AIM OF THE TASK: As you work through the listing below, copy each line exactly and drop the images.

────

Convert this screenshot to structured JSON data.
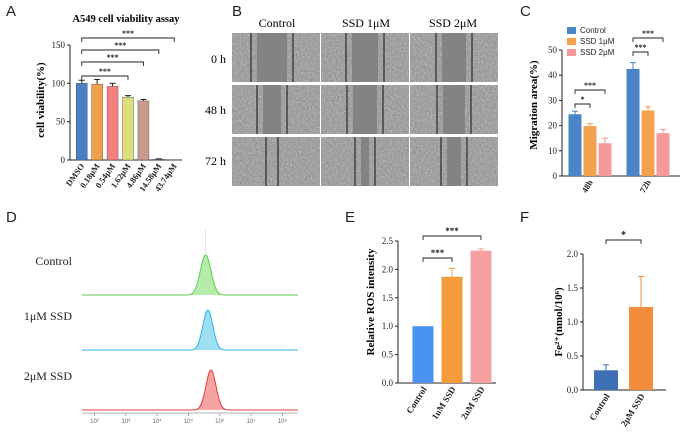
{
  "panel_letters": [
    "A",
    "B",
    "C",
    "D",
    "E",
    "F"
  ],
  "chart_data": [
    {
      "panel": "A",
      "type": "bar",
      "title": "A549 cell viability assay",
      "xlabel": "",
      "ylabel": "cell viability(%)",
      "ylim": [
        0,
        150
      ],
      "yticks": [
        0,
        50,
        100,
        150
      ],
      "categories": [
        "DMSO",
        "0.18μM",
        "0.54μM",
        "1.62μM",
        "4.86μM",
        "14.58μM",
        "43.74μM"
      ],
      "values": [
        100,
        99,
        96,
        82,
        77,
        1,
        0.5
      ],
      "errors": [
        4,
        6,
        4,
        2,
        2,
        0.5,
        0.3
      ],
      "colors": [
        "#4a7fc1",
        "#f2a04a",
        "#f47f7f",
        "#dde07a",
        "#c99a8f",
        "#b07aa1",
        "#888888"
      ],
      "significance": [
        {
          "from": 0,
          "to": 3,
          "label": "***"
        },
        {
          "from": 0,
          "to": 4,
          "label": "***"
        },
        {
          "from": 0,
          "to": 5,
          "label": "***"
        },
        {
          "from": 0,
          "to": 6,
          "label": "***"
        }
      ]
    },
    {
      "panel": "B",
      "type": "image_grid",
      "columns": [
        "Control",
        "SSD 1μM",
        "SSD 2μM"
      ],
      "rows": [
        "0 h",
        "48 h",
        "72 h"
      ]
    },
    {
      "panel": "C",
      "type": "bar",
      "xlabel": "",
      "ylabel": "Migration area(%)",
      "ylim": [
        0,
        50
      ],
      "yticks": [
        0,
        10,
        20,
        30,
        40,
        50
      ],
      "categories": [
        "48h",
        "72h"
      ],
      "series": [
        {
          "name": "Control",
          "values": [
            24.5,
            42.5
          ],
          "errors": [
            1.2,
            2.5
          ],
          "color": "#4a86c5"
        },
        {
          "name": "SSD 1μM",
          "values": [
            19.8,
            26.0
          ],
          "errors": [
            1.0,
            1.5
          ],
          "color": "#f4a14f"
        },
        {
          "name": "SSD 2μM",
          "values": [
            13.0,
            17.0
          ],
          "errors": [
            2.0,
            1.5
          ],
          "color": "#f59a9a"
        }
      ],
      "legend": "top-left",
      "significance": [
        {
          "group": 0,
          "from": 0,
          "to": 1,
          "label": "*"
        },
        {
          "group": 0,
          "from": 0,
          "to": 2,
          "label": "***"
        },
        {
          "group": 1,
          "from": 0,
          "to": 1,
          "label": "***"
        },
        {
          "group": 1,
          "from": 0,
          "to": 2,
          "label": "***"
        }
      ]
    },
    {
      "panel": "D",
      "type": "histogram",
      "rows": [
        {
          "label": "Control",
          "fill": "#b5ecaa",
          "stroke": "#5dcf4b",
          "peak": 5.55,
          "sd": 0.17
        },
        {
          "label": "1μM SSD",
          "fill": "#9fdff4",
          "stroke": "#2bb4e6",
          "peak": 5.62,
          "sd": 0.16
        },
        {
          "label": "2μM SSD",
          "fill": "#f5a3a3",
          "stroke": "#e53b3b",
          "peak": 5.72,
          "sd": 0.16
        }
      ],
      "xticks": [
        "10²",
        "10³",
        "10⁴",
        "10⁵",
        "10⁶",
        "10⁷",
        "10⁸"
      ],
      "xtick_values": [
        2,
        3,
        4,
        5,
        6,
        7,
        8
      ],
      "xlim": [
        1.6,
        8.5
      ]
    },
    {
      "panel": "E",
      "type": "bar",
      "xlabel": "",
      "ylabel": "Relative ROS intensity",
      "ylim": [
        0,
        2.5
      ],
      "yticks": [
        "0.0",
        "0.5",
        "1.0",
        "1.5",
        "2.0",
        "2.5"
      ],
      "ytick_values": [
        0,
        0.5,
        1.0,
        1.5,
        2.0,
        2.5
      ],
      "categories": [
        "Control",
        "1uM SSD",
        "2uM SSD"
      ],
      "values": [
        1.0,
        1.87,
        2.33
      ],
      "errors": [
        0,
        0.15,
        0.03
      ],
      "colors": [
        "#4a93f0",
        "#f49c3c",
        "#f6a1a1"
      ],
      "significance": [
        {
          "from": 0,
          "to": 1,
          "label": "***"
        },
        {
          "from": 0,
          "to": 2,
          "label": "***"
        }
      ]
    },
    {
      "panel": "F",
      "type": "bar",
      "xlabel": "",
      "ylabel": "Fe²⁺(nmol/10⁶)",
      "ylim": [
        0,
        2.0
      ],
      "yticks": [
        "0.0",
        "0.5",
        "1.0",
        "1.5",
        "2.0"
      ],
      "ytick_values": [
        0,
        0.5,
        1.0,
        1.5,
        2.0
      ],
      "categories": [
        "Control",
        "2μM SSD"
      ],
      "values": [
        0.29,
        1.22
      ],
      "errors": [
        0.08,
        0.45
      ],
      "colors": [
        "#3f6fb5",
        "#f28d3c"
      ],
      "significance": [
        {
          "from": 0,
          "to": 1,
          "label": "*"
        }
      ]
    }
  ]
}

────

ANSWER TO THE EXERCISE:
Convert this screenshot to structured JSON data.
{
  "panel_letters": [
    "A",
    "B",
    "C",
    "D",
    "E",
    "F"
  ],
  "chart_data": [
    {
      "panel": "A",
      "type": "bar",
      "title": "A549 cell viability assay",
      "xlabel": "",
      "ylabel": "cell viability(%)",
      "ylim": [
        0,
        150
      ],
      "yticks": [
        0,
        50,
        100,
        150
      ],
      "categories": [
        "DMSO",
        "0.18μM",
        "0.54μM",
        "1.62μM",
        "4.86μM",
        "14.58μM",
        "43.74μM"
      ],
      "values": [
        100,
        99,
        96,
        82,
        77,
        1,
        0.5
      ],
      "errors": [
        4,
        6,
        4,
        2,
        2,
        0.5,
        0.3
      ],
      "colors": [
        "#4a7fc1",
        "#f2a04a",
        "#f47f7f",
        "#dde07a",
        "#c99a8f",
        "#b07aa1",
        "#888888"
      ],
      "significance": [
        {
          "from": 0,
          "to": 3,
          "label": "***"
        },
        {
          "from": 0,
          "to": 4,
          "label": "***"
        },
        {
          "from": 0,
          "to": 5,
          "label": "***"
        },
        {
          "from": 0,
          "to": 6,
          "label": "***"
        }
      ]
    },
    {
      "panel": "B",
      "type": "image_grid",
      "columns": [
        "Control",
        "SSD 1μM",
        "SSD 2μM"
      ],
      "rows": [
        "0 h",
        "48 h",
        "72 h"
      ]
    },
    {
      "panel": "C",
      "type": "bar",
      "xlabel": "",
      "ylabel": "Migration area(%)",
      "ylim": [
        0,
        50
      ],
      "yticks": [
        0,
        10,
        20,
        30,
        40,
        50
      ],
      "categories": [
        "48h",
        "72h"
      ],
      "series": [
        {
          "name": "Control",
          "values": [
            24.5,
            42.5
          ],
          "errors": [
            1.2,
            2.5
          ],
          "color": "#4a86c5"
        },
        {
          "name": "SSD 1μM",
          "values": [
            19.8,
            26.0
          ],
          "errors": [
            1.0,
            1.5
          ],
          "color": "#f4a14f"
        },
        {
          "name": "SSD 2μM",
          "values": [
            13.0,
            17.0
          ],
          "errors": [
            2.0,
            1.5
          ],
          "color": "#f59a9a"
        }
      ],
      "legend": "top-left",
      "significance": [
        {
          "group": 0,
          "from": 0,
          "to": 1,
          "label": "*"
        },
        {
          "group": 0,
          "from": 0,
          "to": 2,
          "label": "***"
        },
        {
          "group": 1,
          "from": 0,
          "to": 1,
          "label": "***"
        },
        {
          "group": 1,
          "from": 0,
          "to": 2,
          "label": "***"
        }
      ]
    },
    {
      "panel": "D",
      "type": "histogram",
      "rows": [
        {
          "label": "Control",
          "fill": "#b5ecaa",
          "stroke": "#5dcf4b",
          "peak": 5.55,
          "sd": 0.17
        },
        {
          "label": "1μM SSD",
          "fill": "#9fdff4",
          "stroke": "#2bb4e6",
          "peak": 5.62,
          "sd": 0.16
        },
        {
          "label": "2μM SSD",
          "fill": "#f5a3a3",
          "stroke": "#e53b3b",
          "peak": 5.72,
          "sd": 0.16
        }
      ],
      "xticks": [
        "10²",
        "10³",
        "10⁴",
        "10⁵",
        "10⁶",
        "10⁷",
        "10⁸"
      ],
      "xtick_values": [
        2,
        3,
        4,
        5,
        6,
        7,
        8
      ],
      "xlim": [
        1.6,
        8.5
      ]
    },
    {
      "panel": "E",
      "type": "bar",
      "xlabel": "",
      "ylabel": "Relative ROS intensity",
      "ylim": [
        0,
        2.5
      ],
      "yticks": [
        "0.0",
        "0.5",
        "1.0",
        "1.5",
        "2.0",
        "2.5"
      ],
      "ytick_values": [
        0,
        0.5,
        1.0,
        1.5,
        2.0,
        2.5
      ],
      "categories": [
        "Control",
        "1uM SSD",
        "2uM SSD"
      ],
      "values": [
        1.0,
        1.87,
        2.33
      ],
      "errors": [
        0,
        0.15,
        0.03
      ],
      "colors": [
        "#4a93f0",
        "#f49c3c",
        "#f6a1a1"
      ],
      "significance": [
        {
          "from": 0,
          "to": 1,
          "label": "***"
        },
        {
          "from": 0,
          "to": 2,
          "label": "***"
        }
      ]
    },
    {
      "panel": "F",
      "type": "bar",
      "xlabel": "",
      "ylabel": "Fe²⁺(nmol/10⁶)",
      "ylim": [
        0,
        2.0
      ],
      "yticks": [
        "0.0",
        "0.5",
        "1.0",
        "1.5",
        "2.0"
      ],
      "ytick_values": [
        0,
        0.5,
        1.0,
        1.5,
        2.0
      ],
      "categories": [
        "Control",
        "2μM SSD"
      ],
      "values": [
        0.29,
        1.22
      ],
      "errors": [
        0.08,
        0.45
      ],
      "colors": [
        "#3f6fb5",
        "#f28d3c"
      ],
      "significance": [
        {
          "from": 0,
          "to": 1,
          "label": "*"
        }
      ]
    }
  ]
}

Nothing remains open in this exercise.